⟨

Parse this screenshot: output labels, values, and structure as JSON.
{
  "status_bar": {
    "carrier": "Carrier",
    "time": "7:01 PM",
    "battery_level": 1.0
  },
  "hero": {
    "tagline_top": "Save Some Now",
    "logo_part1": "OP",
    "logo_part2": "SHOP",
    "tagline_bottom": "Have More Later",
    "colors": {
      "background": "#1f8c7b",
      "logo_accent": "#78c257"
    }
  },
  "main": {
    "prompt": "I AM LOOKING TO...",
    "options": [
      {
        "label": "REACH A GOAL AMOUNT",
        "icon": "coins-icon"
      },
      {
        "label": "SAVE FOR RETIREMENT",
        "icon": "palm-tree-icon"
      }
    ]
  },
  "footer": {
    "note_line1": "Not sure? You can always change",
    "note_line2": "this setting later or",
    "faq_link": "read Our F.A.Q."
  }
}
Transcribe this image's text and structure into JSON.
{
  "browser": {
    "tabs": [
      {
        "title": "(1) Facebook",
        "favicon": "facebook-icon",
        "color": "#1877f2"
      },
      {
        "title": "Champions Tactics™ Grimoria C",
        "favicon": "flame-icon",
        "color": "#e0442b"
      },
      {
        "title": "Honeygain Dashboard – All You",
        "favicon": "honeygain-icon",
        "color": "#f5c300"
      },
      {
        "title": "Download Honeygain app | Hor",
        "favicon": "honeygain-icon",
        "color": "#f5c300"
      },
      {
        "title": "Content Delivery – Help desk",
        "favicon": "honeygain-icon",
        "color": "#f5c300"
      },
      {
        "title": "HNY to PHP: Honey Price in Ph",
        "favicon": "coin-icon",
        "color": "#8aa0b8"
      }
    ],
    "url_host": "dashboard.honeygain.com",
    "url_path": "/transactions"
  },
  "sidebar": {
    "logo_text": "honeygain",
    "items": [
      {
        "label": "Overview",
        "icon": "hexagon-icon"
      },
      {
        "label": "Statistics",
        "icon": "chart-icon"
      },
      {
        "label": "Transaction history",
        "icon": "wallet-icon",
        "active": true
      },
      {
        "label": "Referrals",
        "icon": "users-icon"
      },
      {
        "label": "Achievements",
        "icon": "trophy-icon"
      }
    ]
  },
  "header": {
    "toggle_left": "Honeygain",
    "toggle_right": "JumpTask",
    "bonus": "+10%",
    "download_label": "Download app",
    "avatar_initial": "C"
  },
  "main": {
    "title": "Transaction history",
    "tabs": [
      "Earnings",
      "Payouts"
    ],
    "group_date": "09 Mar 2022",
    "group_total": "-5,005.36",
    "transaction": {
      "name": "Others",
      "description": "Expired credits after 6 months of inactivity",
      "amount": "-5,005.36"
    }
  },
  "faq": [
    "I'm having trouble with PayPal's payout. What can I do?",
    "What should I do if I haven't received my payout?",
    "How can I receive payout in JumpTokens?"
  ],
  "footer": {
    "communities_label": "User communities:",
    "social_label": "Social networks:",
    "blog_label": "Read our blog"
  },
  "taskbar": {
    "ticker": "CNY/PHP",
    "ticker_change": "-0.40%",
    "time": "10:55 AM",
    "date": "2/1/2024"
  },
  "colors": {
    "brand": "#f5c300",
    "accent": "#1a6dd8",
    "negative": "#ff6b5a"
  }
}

⟩

Your instructions:
Copy all data exactly, start to finish.

Written response:
Parse this screenshot: output labels, values, and structure as JSON.
{
  "status_bar": {
    "carrier": "Carrier",
    "time": "7:01 PM",
    "battery_level": 1.0
  },
  "hero": {
    "tagline_top": "Save Some Now",
    "logo_part1": "OP",
    "logo_part2": "SHOP",
    "tagline_bottom": "Have More Later",
    "colors": {
      "background": "#1f8c7b",
      "logo_accent": "#78c257"
    }
  },
  "main": {
    "prompt": "I AM LOOKING TO...",
    "options": [
      {
        "label": "REACH A GOAL AMOUNT",
        "icon": "coins-icon"
      },
      {
        "label": "SAVE FOR RETIREMENT",
        "icon": "palm-tree-icon"
      }
    ]
  },
  "footer": {
    "note_line1": "Not sure? You can always change",
    "note_line2": "this setting later or",
    "faq_link": "read Our F.A.Q."
  }
}
Transcribe this image's text and structure into JSON.
{
  "browser": {
    "tabs": [
      {
        "title": "(1) Facebook",
        "favicon": "facebook-icon",
        "color": "#1877f2"
      },
      {
        "title": "Champions Tactics™ Grimoria C",
        "favicon": "flame-icon",
        "color": "#e0442b"
      },
      {
        "title": "Honeygain Dashboard – All You",
        "favicon": "honeygain-icon",
        "color": "#f5c300"
      },
      {
        "title": "Download Honeygain app | Hor",
        "favicon": "honeygain-icon",
        "color": "#f5c300"
      },
      {
        "title": "Content Delivery – Help desk",
        "favicon": "honeygain-icon",
        "color": "#f5c300"
      },
      {
        "title": "HNY to PHP: Honey Price in Ph",
        "favicon": "coin-icon",
        "color": "#8aa0b8"
      }
    ],
    "url_host": "dashboard.honeygain.com",
    "url_path": "/transactions"
  },
  "sidebar": {
    "logo_text": "honeygain",
    "items": [
      {
        "label": "Overview",
        "icon": "hexagon-icon"
      },
      {
        "label": "Statistics",
        "icon": "chart-icon"
      },
      {
        "label": "Transaction history",
        "icon": "wallet-icon",
        "active": true
      },
      {
        "label": "Referrals",
        "icon": "users-icon"
      },
      {
        "label": "Achievements",
        "icon": "trophy-icon"
      }
    ]
  },
  "header": {
    "toggle_left": "Honeygain",
    "toggle_right": "JumpTask",
    "bonus": "+10%",
    "download_label": "Download app",
    "avatar_initial": "C"
  },
  "main": {
    "title": "Transaction history",
    "tabs": [
      "Earnings",
      "Payouts"
    ],
    "group_date": "09 Mar 2022",
    "group_total": "-5,005.36",
    "transaction": {
      "name": "Others",
      "description": "Expired credits after 6 months of inactivity",
      "amount": "-5,005.36"
    }
  },
  "faq": [
    "I'm having trouble with PayPal's payout. What can I do?",
    "What should I do if I haven't received my payout?",
    "How can I receive payout in JumpTokens?"
  ],
  "footer": {
    "communities_label": "User communities:",
    "social_label": "Social networks:",
    "blog_label": "Read our blog"
  },
  "taskbar": {
    "ticker": "CNY/PHP",
    "ticker_change": "-0.40%",
    "time": "10:55 AM",
    "date": "2/1/2024"
  },
  "colors": {
    "brand": "#f5c300",
    "accent": "#1a6dd8",
    "negative": "#ff6b5a"
  }
}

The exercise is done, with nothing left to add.